··· EXCERPT
The South's system of paternalism and social control was threatened, as we have seen, by federal programs like Social Security and the initiatives of the Farm Security Administration that involved direct government intervention in the relationship between landlords and their tenants and workers. But the system was vulnerable in another respect: If workers perceived that they had better prospects elsewhere, the option of migration out of the South would have made workers less willing to accept paternalistic arrangements. The increased demand for labor during the Second World War created just such an option. Much of the labor legislation enacted during the war, particularly the Bracero Program for the importation of Mexican laborers, reflects the influence of Southerners eager to prevent migration out of the South and maintain the viability of paternalism and social control.
······
··· DATASET CONTENT
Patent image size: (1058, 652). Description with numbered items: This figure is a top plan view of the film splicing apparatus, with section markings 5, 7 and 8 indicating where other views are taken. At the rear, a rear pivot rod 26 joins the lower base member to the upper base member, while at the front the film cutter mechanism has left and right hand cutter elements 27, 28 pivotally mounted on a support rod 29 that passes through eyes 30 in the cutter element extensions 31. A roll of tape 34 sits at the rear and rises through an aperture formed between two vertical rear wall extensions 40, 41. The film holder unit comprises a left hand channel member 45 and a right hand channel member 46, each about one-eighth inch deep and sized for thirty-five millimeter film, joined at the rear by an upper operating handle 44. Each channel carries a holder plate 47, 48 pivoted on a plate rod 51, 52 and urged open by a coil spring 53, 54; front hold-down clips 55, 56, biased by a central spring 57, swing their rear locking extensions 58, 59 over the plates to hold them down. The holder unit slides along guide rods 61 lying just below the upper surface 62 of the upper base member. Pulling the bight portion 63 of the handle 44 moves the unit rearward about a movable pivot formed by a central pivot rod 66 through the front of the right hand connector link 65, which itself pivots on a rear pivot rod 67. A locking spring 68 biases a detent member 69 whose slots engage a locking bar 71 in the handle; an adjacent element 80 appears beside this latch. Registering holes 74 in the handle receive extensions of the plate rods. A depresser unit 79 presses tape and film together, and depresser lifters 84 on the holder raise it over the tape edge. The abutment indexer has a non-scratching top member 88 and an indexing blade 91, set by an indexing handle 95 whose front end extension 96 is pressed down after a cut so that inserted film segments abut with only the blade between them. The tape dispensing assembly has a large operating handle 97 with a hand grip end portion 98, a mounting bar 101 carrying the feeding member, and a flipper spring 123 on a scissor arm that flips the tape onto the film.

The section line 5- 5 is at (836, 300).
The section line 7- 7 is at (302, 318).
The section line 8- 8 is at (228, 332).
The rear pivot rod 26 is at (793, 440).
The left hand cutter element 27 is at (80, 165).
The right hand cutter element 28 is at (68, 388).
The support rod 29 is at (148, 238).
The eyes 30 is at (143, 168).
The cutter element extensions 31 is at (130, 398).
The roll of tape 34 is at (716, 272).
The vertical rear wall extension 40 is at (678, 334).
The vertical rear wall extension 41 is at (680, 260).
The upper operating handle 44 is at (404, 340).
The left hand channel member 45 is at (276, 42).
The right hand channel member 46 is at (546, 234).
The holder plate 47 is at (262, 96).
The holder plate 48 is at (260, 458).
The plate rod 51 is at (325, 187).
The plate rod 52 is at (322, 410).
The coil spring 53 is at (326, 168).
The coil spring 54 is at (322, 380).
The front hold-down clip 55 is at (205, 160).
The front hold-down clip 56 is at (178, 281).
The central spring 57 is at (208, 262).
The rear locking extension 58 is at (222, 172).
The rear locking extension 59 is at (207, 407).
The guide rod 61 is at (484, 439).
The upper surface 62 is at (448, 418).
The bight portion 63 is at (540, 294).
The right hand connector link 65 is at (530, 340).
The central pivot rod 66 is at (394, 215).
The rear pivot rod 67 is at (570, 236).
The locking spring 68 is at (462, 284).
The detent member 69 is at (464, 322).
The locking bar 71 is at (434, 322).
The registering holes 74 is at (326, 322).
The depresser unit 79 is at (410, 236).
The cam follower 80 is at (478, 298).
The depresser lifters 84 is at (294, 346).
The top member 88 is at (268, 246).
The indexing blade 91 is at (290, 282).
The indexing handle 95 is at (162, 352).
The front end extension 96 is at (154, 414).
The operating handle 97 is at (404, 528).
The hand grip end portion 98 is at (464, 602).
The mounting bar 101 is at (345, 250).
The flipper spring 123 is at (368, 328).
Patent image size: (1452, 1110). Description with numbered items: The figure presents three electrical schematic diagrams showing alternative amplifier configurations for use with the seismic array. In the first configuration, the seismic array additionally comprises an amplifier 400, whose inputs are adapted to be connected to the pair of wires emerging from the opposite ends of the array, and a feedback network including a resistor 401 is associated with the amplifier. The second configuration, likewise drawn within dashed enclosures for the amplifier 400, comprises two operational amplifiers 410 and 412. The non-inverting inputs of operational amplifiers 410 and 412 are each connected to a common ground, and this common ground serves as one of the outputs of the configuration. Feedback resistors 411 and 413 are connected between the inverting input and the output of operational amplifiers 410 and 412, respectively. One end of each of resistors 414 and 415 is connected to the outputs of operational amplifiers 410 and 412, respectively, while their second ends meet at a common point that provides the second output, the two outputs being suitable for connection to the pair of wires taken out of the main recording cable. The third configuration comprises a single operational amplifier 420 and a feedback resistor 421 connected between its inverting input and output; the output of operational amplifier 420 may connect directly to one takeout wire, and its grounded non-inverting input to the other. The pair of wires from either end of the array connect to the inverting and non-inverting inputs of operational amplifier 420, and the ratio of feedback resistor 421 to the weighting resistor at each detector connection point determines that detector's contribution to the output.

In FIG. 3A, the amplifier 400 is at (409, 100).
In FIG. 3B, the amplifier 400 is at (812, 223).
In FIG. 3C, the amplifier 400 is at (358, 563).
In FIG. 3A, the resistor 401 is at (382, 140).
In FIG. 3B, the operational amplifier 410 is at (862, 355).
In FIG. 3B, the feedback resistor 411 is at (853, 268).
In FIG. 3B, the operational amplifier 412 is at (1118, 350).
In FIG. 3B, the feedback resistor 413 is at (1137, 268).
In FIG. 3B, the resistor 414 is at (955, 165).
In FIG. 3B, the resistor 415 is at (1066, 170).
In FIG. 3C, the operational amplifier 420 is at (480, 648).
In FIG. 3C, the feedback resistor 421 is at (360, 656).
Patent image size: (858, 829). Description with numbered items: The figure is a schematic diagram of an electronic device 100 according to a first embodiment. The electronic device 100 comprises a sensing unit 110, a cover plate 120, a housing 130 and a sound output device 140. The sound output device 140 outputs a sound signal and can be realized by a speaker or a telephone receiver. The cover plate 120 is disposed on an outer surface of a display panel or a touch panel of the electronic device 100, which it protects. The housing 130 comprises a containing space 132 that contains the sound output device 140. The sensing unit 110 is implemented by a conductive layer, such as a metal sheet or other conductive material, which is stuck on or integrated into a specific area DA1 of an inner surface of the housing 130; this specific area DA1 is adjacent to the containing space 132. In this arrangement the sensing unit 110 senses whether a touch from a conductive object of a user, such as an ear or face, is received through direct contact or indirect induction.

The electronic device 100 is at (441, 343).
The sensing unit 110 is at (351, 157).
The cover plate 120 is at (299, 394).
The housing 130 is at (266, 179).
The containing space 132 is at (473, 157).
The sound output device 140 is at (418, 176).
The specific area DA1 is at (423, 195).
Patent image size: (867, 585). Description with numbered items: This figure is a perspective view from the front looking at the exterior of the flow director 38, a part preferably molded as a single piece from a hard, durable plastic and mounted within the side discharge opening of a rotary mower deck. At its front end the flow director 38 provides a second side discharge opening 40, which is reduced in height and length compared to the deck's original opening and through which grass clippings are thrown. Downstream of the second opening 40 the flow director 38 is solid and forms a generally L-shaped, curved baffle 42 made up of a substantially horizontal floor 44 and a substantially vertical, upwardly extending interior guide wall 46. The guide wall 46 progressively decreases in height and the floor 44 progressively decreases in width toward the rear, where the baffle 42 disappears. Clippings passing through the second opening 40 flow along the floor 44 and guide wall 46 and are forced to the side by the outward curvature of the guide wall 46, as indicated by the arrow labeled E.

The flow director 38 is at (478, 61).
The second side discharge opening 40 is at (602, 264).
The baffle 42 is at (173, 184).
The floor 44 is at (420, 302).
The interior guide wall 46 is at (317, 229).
······
## GOALS:
1. In the excerpt on Southern paternalism, which piece of wartime labor legislation is singled out as reflecting the influence of Southerners?
2. Condense the paragraph of the excerpt on Southern paternalism that opens with "The South's system of paternalism" into a brief list of its main points.
The records can be left aside entirely.

## SOLUTIONS:
1. The Bracero Program for the importation of Mexican laborers.

2.
- Federal programs such as Social Security and the Farm Security Administration's initiatives threatened the South's system of paternalism and social control by intervening between landlords and their tenants and workers.
- The system was also vulnerable to migration: if workers saw better prospects elsewhere, they would be less willing to accept paternalistic arrangements.
- The Second World War's increased demand for labor created that option.
- Much wartime labor legislation, especially the Bracero Program for importing Mexican laborers, reflects Southerners' efforts to prevent migration out of the South and preserve paternalism and social control.